### [Rows]
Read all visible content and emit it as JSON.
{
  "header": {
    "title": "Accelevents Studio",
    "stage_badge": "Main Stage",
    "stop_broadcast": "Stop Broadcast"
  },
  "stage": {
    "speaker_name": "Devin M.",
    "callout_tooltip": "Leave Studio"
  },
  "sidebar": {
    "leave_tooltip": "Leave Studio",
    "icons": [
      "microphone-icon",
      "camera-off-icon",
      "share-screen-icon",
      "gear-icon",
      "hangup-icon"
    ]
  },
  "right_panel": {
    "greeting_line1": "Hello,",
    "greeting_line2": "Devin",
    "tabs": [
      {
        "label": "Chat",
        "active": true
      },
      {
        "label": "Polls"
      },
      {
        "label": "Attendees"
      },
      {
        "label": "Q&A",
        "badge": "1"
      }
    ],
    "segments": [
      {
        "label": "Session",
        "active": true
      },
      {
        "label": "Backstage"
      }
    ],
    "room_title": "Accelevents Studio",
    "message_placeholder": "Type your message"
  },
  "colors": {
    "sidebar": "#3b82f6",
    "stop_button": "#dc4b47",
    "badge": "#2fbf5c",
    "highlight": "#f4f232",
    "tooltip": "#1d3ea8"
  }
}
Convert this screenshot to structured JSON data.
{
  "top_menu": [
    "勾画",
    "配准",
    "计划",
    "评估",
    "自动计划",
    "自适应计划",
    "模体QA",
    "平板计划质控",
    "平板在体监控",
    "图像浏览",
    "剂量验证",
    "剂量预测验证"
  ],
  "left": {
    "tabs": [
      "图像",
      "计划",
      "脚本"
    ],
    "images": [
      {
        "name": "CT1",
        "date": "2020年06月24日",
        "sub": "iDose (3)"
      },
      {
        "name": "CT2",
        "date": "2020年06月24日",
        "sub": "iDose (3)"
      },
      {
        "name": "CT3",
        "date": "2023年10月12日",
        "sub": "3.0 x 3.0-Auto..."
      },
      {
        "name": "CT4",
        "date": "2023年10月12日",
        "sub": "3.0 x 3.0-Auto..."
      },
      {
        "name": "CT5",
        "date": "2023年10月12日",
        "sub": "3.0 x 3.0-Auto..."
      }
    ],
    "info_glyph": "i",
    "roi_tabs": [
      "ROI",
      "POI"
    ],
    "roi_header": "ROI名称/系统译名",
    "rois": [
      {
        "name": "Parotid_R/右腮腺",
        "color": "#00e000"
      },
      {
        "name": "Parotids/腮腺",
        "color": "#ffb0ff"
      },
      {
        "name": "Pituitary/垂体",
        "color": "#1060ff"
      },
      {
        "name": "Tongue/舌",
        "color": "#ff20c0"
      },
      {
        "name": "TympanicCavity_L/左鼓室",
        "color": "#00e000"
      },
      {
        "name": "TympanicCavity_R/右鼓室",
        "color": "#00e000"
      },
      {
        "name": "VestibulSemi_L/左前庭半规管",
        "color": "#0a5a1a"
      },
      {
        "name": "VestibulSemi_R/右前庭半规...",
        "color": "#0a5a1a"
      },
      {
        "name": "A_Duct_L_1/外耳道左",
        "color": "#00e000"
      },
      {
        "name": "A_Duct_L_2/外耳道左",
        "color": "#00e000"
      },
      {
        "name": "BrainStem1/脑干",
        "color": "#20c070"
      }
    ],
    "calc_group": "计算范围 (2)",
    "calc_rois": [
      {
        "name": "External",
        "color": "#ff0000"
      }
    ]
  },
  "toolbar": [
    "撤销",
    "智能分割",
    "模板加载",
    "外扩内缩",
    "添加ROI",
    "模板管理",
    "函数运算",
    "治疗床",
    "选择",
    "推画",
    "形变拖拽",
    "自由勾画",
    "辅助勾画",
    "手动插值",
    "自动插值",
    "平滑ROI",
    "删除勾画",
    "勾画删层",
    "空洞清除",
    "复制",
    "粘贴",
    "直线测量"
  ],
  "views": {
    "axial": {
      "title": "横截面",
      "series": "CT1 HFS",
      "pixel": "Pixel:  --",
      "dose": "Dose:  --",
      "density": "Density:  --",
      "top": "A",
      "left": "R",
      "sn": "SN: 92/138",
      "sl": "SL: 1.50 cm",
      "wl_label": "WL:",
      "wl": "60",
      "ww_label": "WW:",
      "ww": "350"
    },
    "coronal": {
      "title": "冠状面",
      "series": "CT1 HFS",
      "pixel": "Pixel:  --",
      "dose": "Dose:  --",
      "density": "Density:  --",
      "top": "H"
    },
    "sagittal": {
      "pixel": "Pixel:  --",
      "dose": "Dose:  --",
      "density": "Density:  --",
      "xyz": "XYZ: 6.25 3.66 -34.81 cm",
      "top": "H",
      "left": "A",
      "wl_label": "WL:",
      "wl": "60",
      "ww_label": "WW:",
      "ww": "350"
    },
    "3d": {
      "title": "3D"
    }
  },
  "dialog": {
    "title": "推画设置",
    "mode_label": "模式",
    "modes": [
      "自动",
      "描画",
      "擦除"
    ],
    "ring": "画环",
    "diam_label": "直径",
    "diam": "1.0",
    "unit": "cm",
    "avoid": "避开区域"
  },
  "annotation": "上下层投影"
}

### [Stated task]
Reproduce each entry above exactly, keeping every word.

### [Result of the task]
Read all visible content and emit it as JSON.
{
  "header": {
    "title": "Accelevents Studio",
    "stage_badge": "Main Stage",
    "stop_broadcast": "Stop Broadcast"
  },
  "stage": {
    "speaker_name": "Devin M.",
    "callout_tooltip": "Leave Studio"
  },
  "sidebar": {
    "leave_tooltip": "Leave Studio",
    "icons": [
      "microphone-icon",
      "camera-off-icon",
      "share-screen-icon",
      "gear-icon",
      "hangup-icon"
    ]
  },
  "right_panel": {
    "greeting_line1": "Hello,",
    "greeting_line2": "Devin",
    "tabs": [
      {
        "label": "Chat",
        "active": true
      },
      {
        "label": "Polls"
      },
      {
        "label": "Attendees"
      },
      {
        "label": "Q&A",
        "badge": "1"
      }
    ],
    "segments": [
      {
        "label": "Session",
        "active": true
      },
      {
        "label": "Backstage"
      }
    ],
    "room_title": "Accelevents Studio",
    "message_placeholder": "Type your message"
  },
  "colors": {
    "sidebar": "#3b82f6",
    "stop_button": "#dc4b47",
    "badge": "#2fbf5c",
    "highlight": "#f4f232",
    "tooltip": "#1d3ea8"
  }
}
Convert this screenshot to structured JSON data.
{
  "top_menu": [
    "勾画",
    "配准",
    "计划",
    "评估",
    "自动计划",
    "自适应计划",
    "模体QA",
    "平板计划质控",
    "平板在体监控",
    "图像浏览",
    "剂量验证",
    "剂量预测验证"
  ],
  "left": {
    "tabs": [
      "图像",
      "计划",
      "脚本"
    ],
    "images": [
      {
        "name": "CT1",
        "date": "2020年06月24日",
        "sub": "iDose (3)"
      },
      {
        "name": "CT2",
        "date": "2020年06月24日",
        "sub": "iDose (3)"
      },
      {
        "name": "CT3",
        "date": "2023年10月12日",
        "sub": "3.0 x 3.0-Auto..."
      },
      {
        "name": "CT4",
        "date": "2023年10月12日",
        "sub": "3.0 x 3.0-Auto..."
      },
      {
        "name": "CT5",
        "date": "2023年10月12日",
        "sub": "3.0 x 3.0-Auto..."
      }
    ],
    "info_glyph": "i",
    "roi_tabs": [
      "ROI",
      "POI"
    ],
    "roi_header": "ROI名称/系统译名",
    "rois": [
      {
        "name": "Parotid_R/右腮腺",
        "color": "#00e000"
      },
      {
        "name": "Parotids/腮腺",
        "color": "#ffb0ff"
      },
      {
        "name": "Pituitary/垂体",
        "color": "#1060ff"
      },
      {
        "name": "Tongue/舌",
        "color": "#ff20c0"
      },
      {
        "name": "TympanicCavity_L/左鼓室",
        "color": "#00e000"
      },
      {
        "name": "TympanicCavity_R/右鼓室",
        "color": "#00e000"
      },
      {
        "name": "VestibulSemi_L/左前庭半规管",
        "color": "#0a5a1a"
      },
      {
        "name": "VestibulSemi_R/右前庭半规...",
        "color": "#0a5a1a"
      },
      {
        "name": "A_Duct_L_1/外耳道左",
        "color": "#00e000"
      },
      {
        "name": "A_Duct_L_2/外耳道左",
        "color": "#00e000"
      },
      {
        "name": "BrainStem1/脑干",
        "color": "#20c070"
      }
    ],
    "calc_group": "计算范围 (2)",
    "calc_rois": [
      {
        "name": "External",
        "color": "#ff0000"
      }
    ]
  },
  "toolbar": [
    "撤销",
    "智能分割",
    "模板加载",
    "外扩内缩",
    "添加ROI",
    "模板管理",
    "函数运算",
    "治疗床",
    "选择",
    "推画",
    "形变拖拽",
    "自由勾画",
    "辅助勾画",
    "手动插值",
    "自动插值",
    "平滑ROI",
    "删除勾画",
    "勾画删层",
    "空洞清除",
    "复制",
    "粘贴",
    "直线测量"
  ],
  "views": {
    "axial": {
      "title": "横截面",
      "series": "CT1 HFS",
      "pixel": "Pixel:  --",
      "dose": "Dose:  --",
      "density": "Density:  --",
      "top": "A",
      "left": "R",
      "sn": "SN: 92/138",
      "sl": "SL: 1.50 cm",
      "wl_label": "WL:",
      "wl": "60",
      "ww_label": "WW:",
      "ww": "350"
    },
    "coronal": {
      "title": "冠状面",
      "series": "CT1 HFS",
      "pixel": "Pixel:  --",
      "dose": "Dose:  --",
      "density": "Density:  --",
      "top": "H"
    },
    "sagittal": {
      "pixel": "Pixel:  --",
      "dose": "Dose:  --",
      "density": "Density:  --",
      "xyz": "XYZ: 6.25 3.66 -34.81 cm",
      "top": "H",
      "left": "A",
      "wl_label": "WL:",
      "wl": "60",
      "ww_label": "WW:",
      "ww": "350"
    },
    "3d": {
      "title": "3D"
    }
  },
  "dialog": {
    "title": "推画设置",
    "mode_label": "模式",
    "modes": [
      "自动",
      "描画",
      "擦除"
    ],
    "ring": "画环",
    "diam_label": "直径",
    "diam": "1.0",
    "unit": "cm",
    "avoid": "避开区域"
  },
  "annotation": "上下层投影"
}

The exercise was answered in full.